Write out all records as given; omit images.

***** DATA *****

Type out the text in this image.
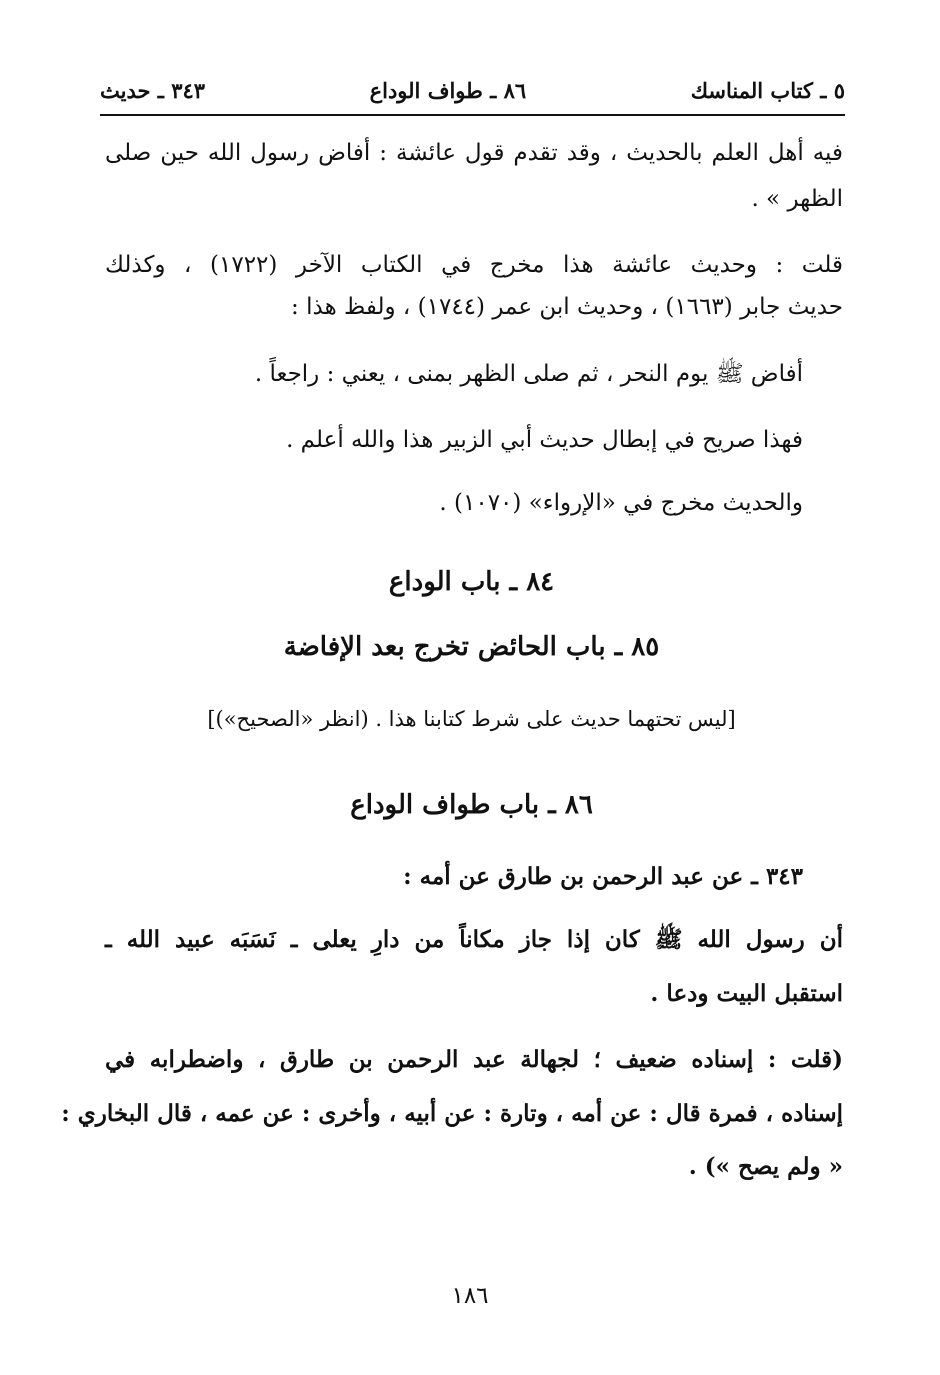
٥ ـ كتاب المناسك
٨٦ ـ طواف الوداع
٣٤٣ ـ حديث
فيه أهل العلم بالحديث ، وقد تقدم قول عائشة : أفاض رسول الله حين صلى
الظهر » .
قلت : وحديث عائشة هذا مخرج في الكتاب الآخر (١٧٢٢) ، وكذلك
حديث جابر (١٦٦٣) ، وحديث ابن عمر (١٧٤٤) ، ولفظ هذا :
أفاض ﷺ يوم النحر ، ثم صلى الظهر بمنى ، يعني : راجعاً .
فهذا صريح في إبطال حديث أبي الزبير هذا والله أعلم .
والحديث مخرج في «الإرواء» (١٠٧٠) .
٨٤ ـ باب الوداع
٨٥ ـ باب الحائض تخرج بعد الإفاضة
[ليس تحتهما حديث على شرط كتابنا هذا . (انظر «الصحيح»)]
٨٦ ـ باب طواف الوداع
٣٤٣ ـ عن عبد الرحمن بن طارق عن أمه :
أن رسول الله ﷺ كان إذا جاز مكاناً من دارِ يعلى ـ نَسَبَه عبيد الله ـ
استقبل البيت ودعا .
(قلت : إسناده ضعيف ؛ لجهالة عبد الرحمن بن طارق ، واضطرابه في
إسناده ، فمرة قال : عن أمه ، وتارة : عن أبيه ، وأخرى : عن عمه ، قال البخاري :
« ولم يصح ») .
١٨٦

*****

■ SOLUTION BELOW:
Type out the text in this image.
٥ ـ كتاب المناسك
٨٦ ـ طواف الوداع
٣٤٣ ـ حديث
فيه أهل العلم بالحديث ، وقد تقدم قول عائشة : أفاض رسول الله حين صلى
الظهر » .
قلت : وحديث عائشة هذا مخرج في الكتاب الآخر (١٧٢٢) ، وكذلك
حديث جابر (١٦٦٣) ، وحديث ابن عمر (١٧٤٤) ، ولفظ هذا :
أفاض ﷺ يوم النحر ، ثم صلى الظهر بمنى ، يعني : راجعاً .
فهذا صريح في إبطال حديث أبي الزبير هذا والله أعلم .
والحديث مخرج في «الإرواء» (١٠٧٠) .
٨٤ ـ باب الوداع
٨٥ ـ باب الحائض تخرج بعد الإفاضة
[ليس تحتهما حديث على شرط كتابنا هذا . (انظر «الصحيح»)]
٨٦ ـ باب طواف الوداع
٣٤٣ ـ عن عبد الرحمن بن طارق عن أمه :
أن رسول الله ﷺ كان إذا جاز مكاناً من دارِ يعلى ـ نَسَبَه عبيد الله ـ
استقبل البيت ودعا .
(قلت : إسناده ضعيف ؛ لجهالة عبد الرحمن بن طارق ، واضطرابه في
إسناده ، فمرة قال : عن أمه ، وتارة : عن أبيه ، وأخرى : عن عمه ، قال البخاري :
« ولم يصح ») .
١٨٦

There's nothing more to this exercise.